(Provided records)
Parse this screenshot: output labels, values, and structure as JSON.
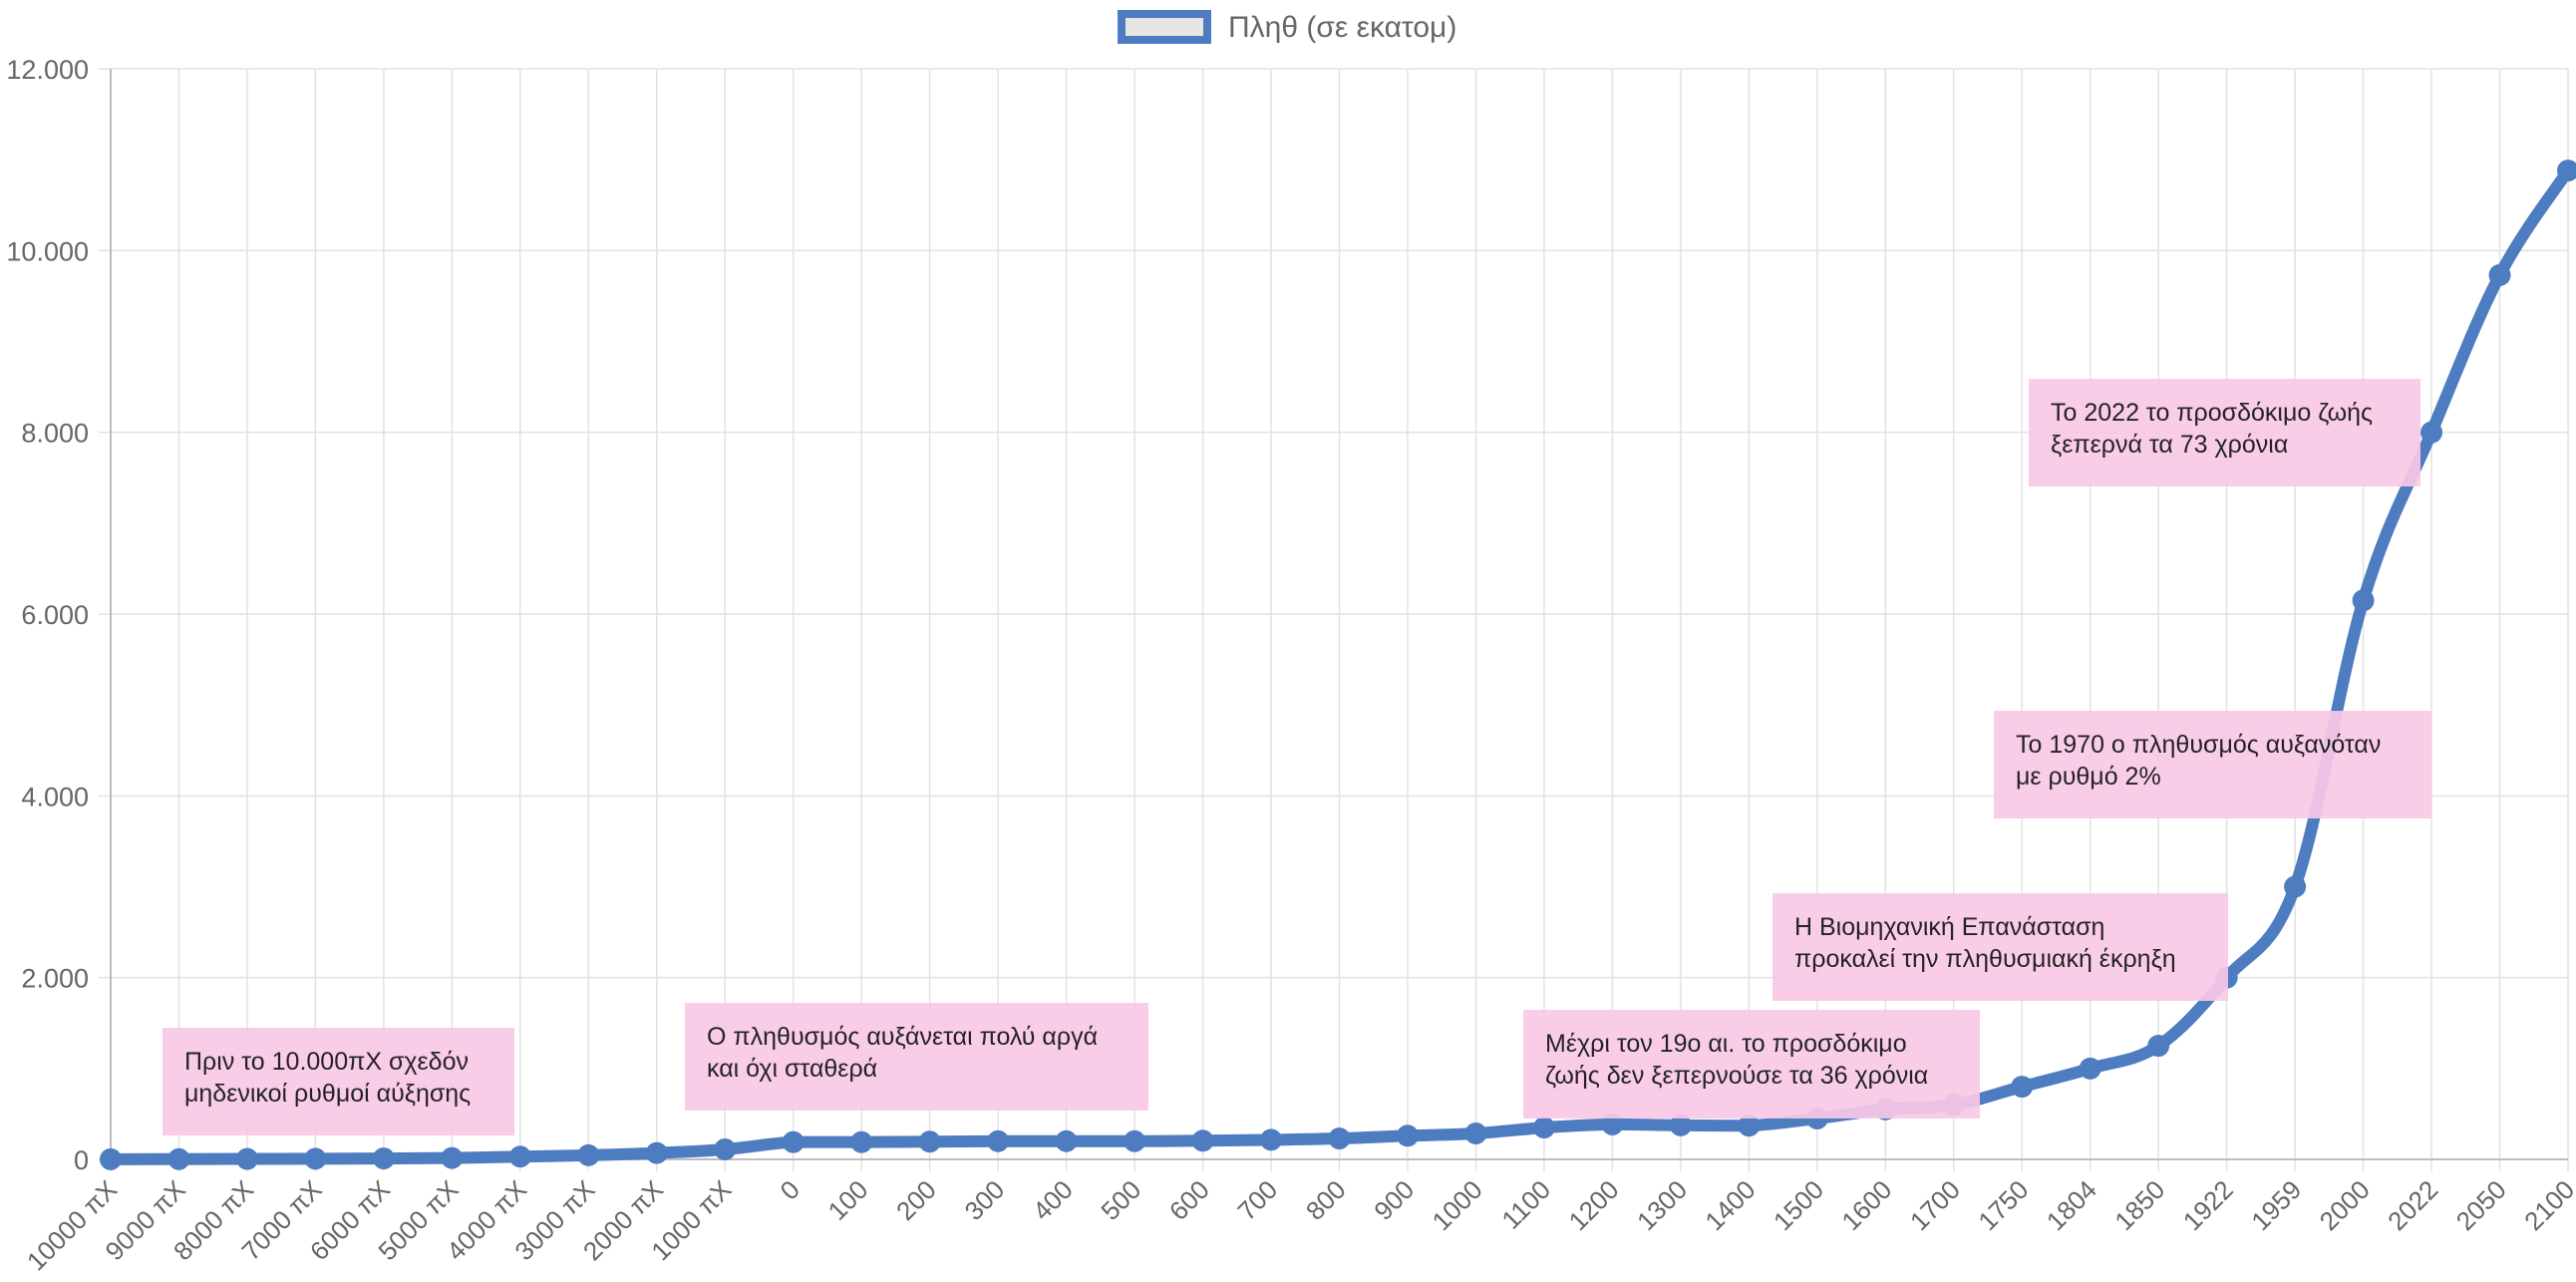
{
  "chart_data": {
    "type": "line",
    "legend": {
      "label": "Πληθ (σε εκατομ)",
      "position": "top-center"
    },
    "categories": [
      "10000 πΧ",
      "9000 πΧ",
      "8000 πΧ",
      "7000 πΧ",
      "6000 πΧ",
      "5000 πΧ",
      "4000 πΧ",
      "3000 πΧ",
      "2000 πΧ",
      "1000 πΧ",
      "0",
      "100",
      "200",
      "300",
      "400",
      "500",
      "600",
      "700",
      "800",
      "900",
      "1000",
      "1100",
      "1200",
      "1300",
      "1400",
      "1500",
      "1600",
      "1700",
      "1750",
      "1804",
      "1850",
      "1922",
      "1959",
      "2000",
      "2022",
      "2050",
      "2100"
    ],
    "series": [
      {
        "name": "Πληθ (σε εκατομ)",
        "color": "#4e7cc1",
        "values": [
          1,
          3,
          5,
          7,
          10,
          15,
          30,
          45,
          70,
          110,
          190,
          190,
          195,
          200,
          200,
          200,
          205,
          215,
          230,
          260,
          285,
          350,
          385,
          375,
          370,
          450,
          550,
          600,
          800,
          1000,
          1250,
          2000,
          3000,
          6150,
          8000,
          9730,
          10880
        ]
      }
    ],
    "ylim": [
      0,
      12000
    ],
    "yticks": [
      "0",
      "2.000",
      "4.000",
      "6.000",
      "8.000",
      "10.000",
      "12.000"
    ],
    "yticks_values": [
      0,
      2000,
      4000,
      6000,
      8000,
      10000,
      12000
    ],
    "grid": true,
    "annotations": [
      {
        "id": "a1",
        "lines": [
          "Πριν το 10.000πΧ σχεδόν",
          "μηδενικοί ρυθμοί αύξησης"
        ]
      },
      {
        "id": "a2",
        "lines": [
          "Ο πληθυσμός αυξάνεται πολύ αργά",
          "και όχι σταθερά"
        ]
      },
      {
        "id": "a3",
        "lines": [
          "Μέχρι τον 19ο αι. το προσδόκιμο",
          "ζωής δεν ξεπερνούσε τα 36 χρόνια"
        ]
      },
      {
        "id": "a4",
        "lines": [
          "Η Βιομηχανική Επανάσταση",
          "προκαλεί την πληθυσμιακή έκρηξη"
        ]
      },
      {
        "id": "a5",
        "lines": [
          "Το 1970 ο πληθυσμός αυξανόταν",
          "με ρυθμό 2%"
        ]
      },
      {
        "id": "a6",
        "lines": [
          "Το 2022 το προσδόκιμο ζωής",
          "ξεπερνά τα 73 χρόνια"
        ]
      }
    ]
  }
}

(Given task)
Strip out the pictures and quote the remaining data word for word.

(Finished task)
Parse this screenshot: output labels, values, and structure as JSON.
{
  "chart_data": {
    "type": "line",
    "legend": {
      "label": "Πληθ (σε εκατομ)",
      "position": "top-center"
    },
    "categories": [
      "10000 πΧ",
      "9000 πΧ",
      "8000 πΧ",
      "7000 πΧ",
      "6000 πΧ",
      "5000 πΧ",
      "4000 πΧ",
      "3000 πΧ",
      "2000 πΧ",
      "1000 πΧ",
      "0",
      "100",
      "200",
      "300",
      "400",
      "500",
      "600",
      "700",
      "800",
      "900",
      "1000",
      "1100",
      "1200",
      "1300",
      "1400",
      "1500",
      "1600",
      "1700",
      "1750",
      "1804",
      "1850",
      "1922",
      "1959",
      "2000",
      "2022",
      "2050",
      "2100"
    ],
    "series": [
      {
        "name": "Πληθ (σε εκατομ)",
        "color": "#4e7cc1",
        "values": [
          1,
          3,
          5,
          7,
          10,
          15,
          30,
          45,
          70,
          110,
          190,
          190,
          195,
          200,
          200,
          200,
          205,
          215,
          230,
          260,
          285,
          350,
          385,
          375,
          370,
          450,
          550,
          600,
          800,
          1000,
          1250,
          2000,
          3000,
          6150,
          8000,
          9730,
          10880
        ]
      }
    ],
    "ylim": [
      0,
      12000
    ],
    "yticks": [
      "0",
      "2.000",
      "4.000",
      "6.000",
      "8.000",
      "10.000",
      "12.000"
    ],
    "yticks_values": [
      0,
      2000,
      4000,
      6000,
      8000,
      10000,
      12000
    ],
    "grid": true,
    "annotations": [
      {
        "id": "a1",
        "lines": [
          "Πριν το 10.000πΧ σχεδόν",
          "μηδενικοί ρυθμοί αύξησης"
        ]
      },
      {
        "id": "a2",
        "lines": [
          "Ο πληθυσμός αυξάνεται πολύ αργά",
          "και όχι σταθερά"
        ]
      },
      {
        "id": "a3",
        "lines": [
          "Μέχρι τον 19ο αι. το προσδόκιμο",
          "ζωής δεν ξεπερνούσε τα 36 χρόνια"
        ]
      },
      {
        "id": "a4",
        "lines": [
          "Η Βιομηχανική Επανάσταση",
          "προκαλεί την πληθυσμιακή έκρηξη"
        ]
      },
      {
        "id": "a5",
        "lines": [
          "Το 1970 ο πληθυσμός αυξανόταν",
          "με ρυθμό 2%"
        ]
      },
      {
        "id": "a6",
        "lines": [
          "Το 2022 το προσδόκιμο ζωής",
          "ξεπερνά τα 73 χρόνια"
        ]
      }
    ]
  }
}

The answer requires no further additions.